Work instructions >> Every entry here needs to be repeated exactly.

Some records
--- START ---

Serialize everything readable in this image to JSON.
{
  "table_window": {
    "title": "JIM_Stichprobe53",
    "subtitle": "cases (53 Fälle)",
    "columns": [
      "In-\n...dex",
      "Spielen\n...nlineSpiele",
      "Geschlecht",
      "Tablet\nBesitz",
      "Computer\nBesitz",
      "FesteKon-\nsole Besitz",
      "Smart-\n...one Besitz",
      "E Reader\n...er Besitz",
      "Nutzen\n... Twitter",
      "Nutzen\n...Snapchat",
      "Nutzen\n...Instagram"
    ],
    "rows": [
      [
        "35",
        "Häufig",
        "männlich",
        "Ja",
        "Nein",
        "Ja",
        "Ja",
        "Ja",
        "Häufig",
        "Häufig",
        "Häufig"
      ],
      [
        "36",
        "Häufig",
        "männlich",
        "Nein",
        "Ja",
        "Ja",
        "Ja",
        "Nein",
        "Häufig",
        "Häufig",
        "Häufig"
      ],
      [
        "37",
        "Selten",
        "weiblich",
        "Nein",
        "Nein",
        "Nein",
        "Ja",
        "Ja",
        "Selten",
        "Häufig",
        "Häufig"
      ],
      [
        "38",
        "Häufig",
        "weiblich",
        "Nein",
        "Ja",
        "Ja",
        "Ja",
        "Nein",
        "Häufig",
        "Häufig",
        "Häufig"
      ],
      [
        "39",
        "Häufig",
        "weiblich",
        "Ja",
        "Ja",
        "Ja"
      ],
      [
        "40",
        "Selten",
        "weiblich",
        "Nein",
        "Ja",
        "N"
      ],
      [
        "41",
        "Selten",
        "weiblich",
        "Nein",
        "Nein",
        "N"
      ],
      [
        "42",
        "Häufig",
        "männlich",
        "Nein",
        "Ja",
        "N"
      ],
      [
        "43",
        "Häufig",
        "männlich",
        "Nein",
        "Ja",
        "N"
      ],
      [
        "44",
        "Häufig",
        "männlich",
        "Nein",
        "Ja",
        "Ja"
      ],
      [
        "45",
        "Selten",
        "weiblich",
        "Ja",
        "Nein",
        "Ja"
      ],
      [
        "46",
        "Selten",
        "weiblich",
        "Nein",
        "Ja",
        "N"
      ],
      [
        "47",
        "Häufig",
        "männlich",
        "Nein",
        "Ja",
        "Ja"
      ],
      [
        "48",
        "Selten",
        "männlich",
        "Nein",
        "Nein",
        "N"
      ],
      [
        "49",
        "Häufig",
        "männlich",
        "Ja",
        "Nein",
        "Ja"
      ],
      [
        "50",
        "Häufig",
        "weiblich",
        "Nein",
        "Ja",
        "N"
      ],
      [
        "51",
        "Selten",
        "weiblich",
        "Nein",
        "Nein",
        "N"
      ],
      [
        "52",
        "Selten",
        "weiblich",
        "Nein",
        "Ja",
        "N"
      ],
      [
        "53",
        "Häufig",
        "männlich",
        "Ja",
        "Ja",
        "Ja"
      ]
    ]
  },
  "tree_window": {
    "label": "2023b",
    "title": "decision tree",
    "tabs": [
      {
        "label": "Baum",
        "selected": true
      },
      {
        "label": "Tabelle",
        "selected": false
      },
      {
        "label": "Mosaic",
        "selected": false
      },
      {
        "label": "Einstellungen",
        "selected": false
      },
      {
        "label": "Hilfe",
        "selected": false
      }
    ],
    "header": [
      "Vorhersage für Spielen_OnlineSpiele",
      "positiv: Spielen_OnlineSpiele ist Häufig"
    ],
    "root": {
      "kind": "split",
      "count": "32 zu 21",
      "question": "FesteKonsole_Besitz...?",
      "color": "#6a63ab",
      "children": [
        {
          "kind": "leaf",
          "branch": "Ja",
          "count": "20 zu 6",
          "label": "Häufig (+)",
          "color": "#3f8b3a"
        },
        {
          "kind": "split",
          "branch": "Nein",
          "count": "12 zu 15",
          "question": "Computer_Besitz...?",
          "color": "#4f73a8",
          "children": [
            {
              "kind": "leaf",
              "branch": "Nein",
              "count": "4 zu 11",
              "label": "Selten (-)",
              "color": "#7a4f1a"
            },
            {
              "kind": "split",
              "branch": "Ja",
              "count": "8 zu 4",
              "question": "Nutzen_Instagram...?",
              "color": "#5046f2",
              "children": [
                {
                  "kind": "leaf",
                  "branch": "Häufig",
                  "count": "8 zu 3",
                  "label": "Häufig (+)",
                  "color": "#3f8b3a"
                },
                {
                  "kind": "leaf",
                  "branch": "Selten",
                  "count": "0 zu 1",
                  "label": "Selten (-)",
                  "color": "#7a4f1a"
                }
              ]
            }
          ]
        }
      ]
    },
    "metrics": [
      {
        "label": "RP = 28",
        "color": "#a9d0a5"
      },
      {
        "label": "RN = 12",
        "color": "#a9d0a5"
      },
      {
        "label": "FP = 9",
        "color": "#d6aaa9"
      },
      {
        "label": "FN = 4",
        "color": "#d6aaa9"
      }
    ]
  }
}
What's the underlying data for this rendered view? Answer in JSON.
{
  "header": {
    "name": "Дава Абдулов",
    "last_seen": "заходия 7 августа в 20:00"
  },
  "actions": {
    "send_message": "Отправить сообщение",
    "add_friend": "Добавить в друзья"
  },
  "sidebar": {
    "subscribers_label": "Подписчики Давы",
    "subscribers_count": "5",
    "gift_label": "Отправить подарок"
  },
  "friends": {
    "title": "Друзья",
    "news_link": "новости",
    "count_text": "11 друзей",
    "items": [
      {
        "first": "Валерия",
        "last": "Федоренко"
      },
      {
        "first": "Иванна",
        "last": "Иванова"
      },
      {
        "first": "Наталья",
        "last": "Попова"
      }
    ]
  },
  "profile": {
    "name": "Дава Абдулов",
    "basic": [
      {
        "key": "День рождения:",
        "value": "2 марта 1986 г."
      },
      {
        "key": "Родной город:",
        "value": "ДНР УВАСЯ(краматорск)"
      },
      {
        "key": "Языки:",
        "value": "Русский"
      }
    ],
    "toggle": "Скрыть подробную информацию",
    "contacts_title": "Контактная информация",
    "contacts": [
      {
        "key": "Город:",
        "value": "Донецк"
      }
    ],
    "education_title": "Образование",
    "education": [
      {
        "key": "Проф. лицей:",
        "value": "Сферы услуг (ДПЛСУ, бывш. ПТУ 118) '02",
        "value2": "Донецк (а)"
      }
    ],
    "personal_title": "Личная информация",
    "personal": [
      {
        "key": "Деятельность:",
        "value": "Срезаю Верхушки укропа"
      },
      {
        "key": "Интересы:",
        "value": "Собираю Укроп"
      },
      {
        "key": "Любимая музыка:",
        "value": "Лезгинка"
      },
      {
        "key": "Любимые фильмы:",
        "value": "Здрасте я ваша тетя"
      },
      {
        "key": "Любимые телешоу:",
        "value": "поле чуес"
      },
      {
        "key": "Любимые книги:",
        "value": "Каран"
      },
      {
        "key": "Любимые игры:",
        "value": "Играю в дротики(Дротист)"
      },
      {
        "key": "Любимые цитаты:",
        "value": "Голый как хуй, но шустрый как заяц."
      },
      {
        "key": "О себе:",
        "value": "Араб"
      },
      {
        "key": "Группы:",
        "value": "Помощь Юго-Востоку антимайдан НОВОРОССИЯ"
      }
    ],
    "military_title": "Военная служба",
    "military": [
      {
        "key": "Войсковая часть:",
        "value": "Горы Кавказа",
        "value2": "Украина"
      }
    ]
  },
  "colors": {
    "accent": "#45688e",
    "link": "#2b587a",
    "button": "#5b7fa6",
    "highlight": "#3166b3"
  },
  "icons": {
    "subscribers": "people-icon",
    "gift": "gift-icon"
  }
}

--- END ---

The answer >>
Serialize everything readable in this image to JSON.
{
  "table_window": {
    "title": "JIM_Stichprobe53",
    "subtitle": "cases (53 Fälle)",
    "columns": [
      "In-\n...dex",
      "Spielen\n...nlineSpiele",
      "Geschlecht",
      "Tablet\nBesitz",
      "Computer\nBesitz",
      "FesteKon-\nsole Besitz",
      "Smart-\n...one Besitz",
      "E Reader\n...er Besitz",
      "Nutzen\n... Twitter",
      "Nutzen\n...Snapchat",
      "Nutzen\n...Instagram"
    ],
    "rows": [
      [
        "35",
        "Häufig",
        "männlich",
        "Ja",
        "Nein",
        "Ja",
        "Ja",
        "Ja",
        "Häufig",
        "Häufig",
        "Häufig"
      ],
      [
        "36",
        "Häufig",
        "männlich",
        "Nein",
        "Ja",
        "Ja",
        "Ja",
        "Nein",
        "Häufig",
        "Häufig",
        "Häufig"
      ],
      [
        "37",
        "Selten",
        "weiblich",
        "Nein",
        "Nein",
        "Nein",
        "Ja",
        "Ja",
        "Selten",
        "Häufig",
        "Häufig"
      ],
      [
        "38",
        "Häufig",
        "weiblich",
        "Nein",
        "Ja",
        "Ja",
        "Ja",
        "Nein",
        "Häufig",
        "Häufig",
        "Häufig"
      ],
      [
        "39",
        "Häufig",
        "weiblich",
        "Ja",
        "Ja",
        "Ja"
      ],
      [
        "40",
        "Selten",
        "weiblich",
        "Nein",
        "Ja",
        "N"
      ],
      [
        "41",
        "Selten",
        "weiblich",
        "Nein",
        "Nein",
        "N"
      ],
      [
        "42",
        "Häufig",
        "männlich",
        "Nein",
        "Ja",
        "N"
      ],
      [
        "43",
        "Häufig",
        "männlich",
        "Nein",
        "Ja",
        "N"
      ],
      [
        "44",
        "Häufig",
        "männlich",
        "Nein",
        "Ja",
        "Ja"
      ],
      [
        "45",
        "Selten",
        "weiblich",
        "Ja",
        "Nein",
        "Ja"
      ],
      [
        "46",
        "Selten",
        "weiblich",
        "Nein",
        "Ja",
        "N"
      ],
      [
        "47",
        "Häufig",
        "männlich",
        "Nein",
        "Ja",
        "Ja"
      ],
      [
        "48",
        "Selten",
        "männlich",
        "Nein",
        "Nein",
        "N"
      ],
      [
        "49",
        "Häufig",
        "männlich",
        "Ja",
        "Nein",
        "Ja"
      ],
      [
        "50",
        "Häufig",
        "weiblich",
        "Nein",
        "Ja",
        "N"
      ],
      [
        "51",
        "Selten",
        "weiblich",
        "Nein",
        "Nein",
        "N"
      ],
      [
        "52",
        "Selten",
        "weiblich",
        "Nein",
        "Ja",
        "N"
      ],
      [
        "53",
        "Häufig",
        "männlich",
        "Ja",
        "Ja",
        "Ja"
      ]
    ]
  },
  "tree_window": {
    "label": "2023b",
    "title": "decision tree",
    "tabs": [
      {
        "label": "Baum",
        "selected": true
      },
      {
        "label": "Tabelle",
        "selected": false
      },
      {
        "label": "Mosaic",
        "selected": false
      },
      {
        "label": "Einstellungen",
        "selected": false
      },
      {
        "label": "Hilfe",
        "selected": false
      }
    ],
    "header": [
      "Vorhersage für Spielen_OnlineSpiele",
      "positiv: Spielen_OnlineSpiele ist Häufig"
    ],
    "root": {
      "kind": "split",
      "count": "32 zu 21",
      "question": "FesteKonsole_Besitz...?",
      "color": "#6a63ab",
      "children": [
        {
          "kind": "leaf",
          "branch": "Ja",
          "count": "20 zu 6",
          "label": "Häufig (+)",
          "color": "#3f8b3a"
        },
        {
          "kind": "split",
          "branch": "Nein",
          "count": "12 zu 15",
          "question": "Computer_Besitz...?",
          "color": "#4f73a8",
          "children": [
            {
              "kind": "leaf",
              "branch": "Nein",
              "count": "4 zu 11",
              "label": "Selten (-)",
              "color": "#7a4f1a"
            },
            {
              "kind": "split",
              "branch": "Ja",
              "count": "8 zu 4",
              "question": "Nutzen_Instagram...?",
              "color": "#5046f2",
              "children": [
                {
                  "kind": "leaf",
                  "branch": "Häufig",
                  "count": "8 zu 3",
                  "label": "Häufig (+)",
                  "color": "#3f8b3a"
                },
                {
                  "kind": "leaf",
                  "branch": "Selten",
                  "count": "0 zu 1",
                  "label": "Selten (-)",
                  "color": "#7a4f1a"
                }
              ]
            }
          ]
        }
      ]
    },
    "metrics": [
      {
        "label": "RP = 28",
        "color": "#a9d0a5"
      },
      {
        "label": "RN = 12",
        "color": "#a9d0a5"
      },
      {
        "label": "FP = 9",
        "color": "#d6aaa9"
      },
      {
        "label": "FN = 4",
        "color": "#d6aaa9"
      }
    ]
  }
}
What's the underlying data for this rendered view? Answer in JSON.
{
  "header": {
    "name": "Дава Абдулов",
    "last_seen": "заходия 7 августа в 20:00"
  },
  "actions": {
    "send_message": "Отправить сообщение",
    "add_friend": "Добавить в друзья"
  },
  "sidebar": {
    "subscribers_label": "Подписчики Давы",
    "subscribers_count": "5",
    "gift_label": "Отправить подарок"
  },
  "friends": {
    "title": "Друзья",
    "news_link": "новости",
    "count_text": "11 друзей",
    "items": [
      {
        "first": "Валерия",
        "last": "Федоренко"
      },
      {
        "first": "Иванна",
        "last": "Иванова"
      },
      {
        "first": "Наталья",
        "last": "Попова"
      }
    ]
  },
  "profile": {
    "name": "Дава Абдулов",
    "basic": [
      {
        "key": "День рождения:",
        "value": "2 марта 1986 г."
      },
      {
        "key": "Родной город:",
        "value": "ДНР УВАСЯ(краматорск)"
      },
      {
        "key": "Языки:",
        "value": "Русский"
      }
    ],
    "toggle": "Скрыть подробную информацию",
    "contacts_title": "Контактная информация",
    "contacts": [
      {
        "key": "Город:",
        "value": "Донецк"
      }
    ],
    "education_title": "Образование",
    "education": [
      {
        "key": "Проф. лицей:",
        "value": "Сферы услуг (ДПЛСУ, бывш. ПТУ 118) '02",
        "value2": "Донецк (а)"
      }
    ],
    "personal_title": "Личная информация",
    "personal": [
      {
        "key": "Деятельность:",
        "value": "Срезаю Верхушки укропа"
      },
      {
        "key": "Интересы:",
        "value": "Собираю Укроп"
      },
      {
        "key": "Любимая музыка:",
        "value": "Лезгинка"
      },
      {
        "key": "Любимые фильмы:",
        "value": "Здрасте я ваша тетя"
      },
      {
        "key": "Любимые телешоу:",
        "value": "поле чуес"
      },
      {
        "key": "Любимые книги:",
        "value": "Каран"
      },
      {
        "key": "Любимые игры:",
        "value": "Играю в дротики(Дротист)"
      },
      {
        "key": "Любимые цитаты:",
        "value": "Голый как хуй, но шустрый как заяц."
      },
      {
        "key": "О себе:",
        "value": "Араб"
      },
      {
        "key": "Группы:",
        "value": "Помощь Юго-Востоку антимайдан НОВОРОССИЯ"
      }
    ],
    "military_title": "Военная служба",
    "military": [
      {
        "key": "Войсковая часть:",
        "value": "Горы Кавказа",
        "value2": "Украина"
      }
    ]
  },
  "colors": {
    "accent": "#45688e",
    "link": "#2b587a",
    "button": "#5b7fa6",
    "highlight": "#3166b3"
  },
  "icons": {
    "subscribers": "people-icon",
    "gift": "gift-icon"
  }
}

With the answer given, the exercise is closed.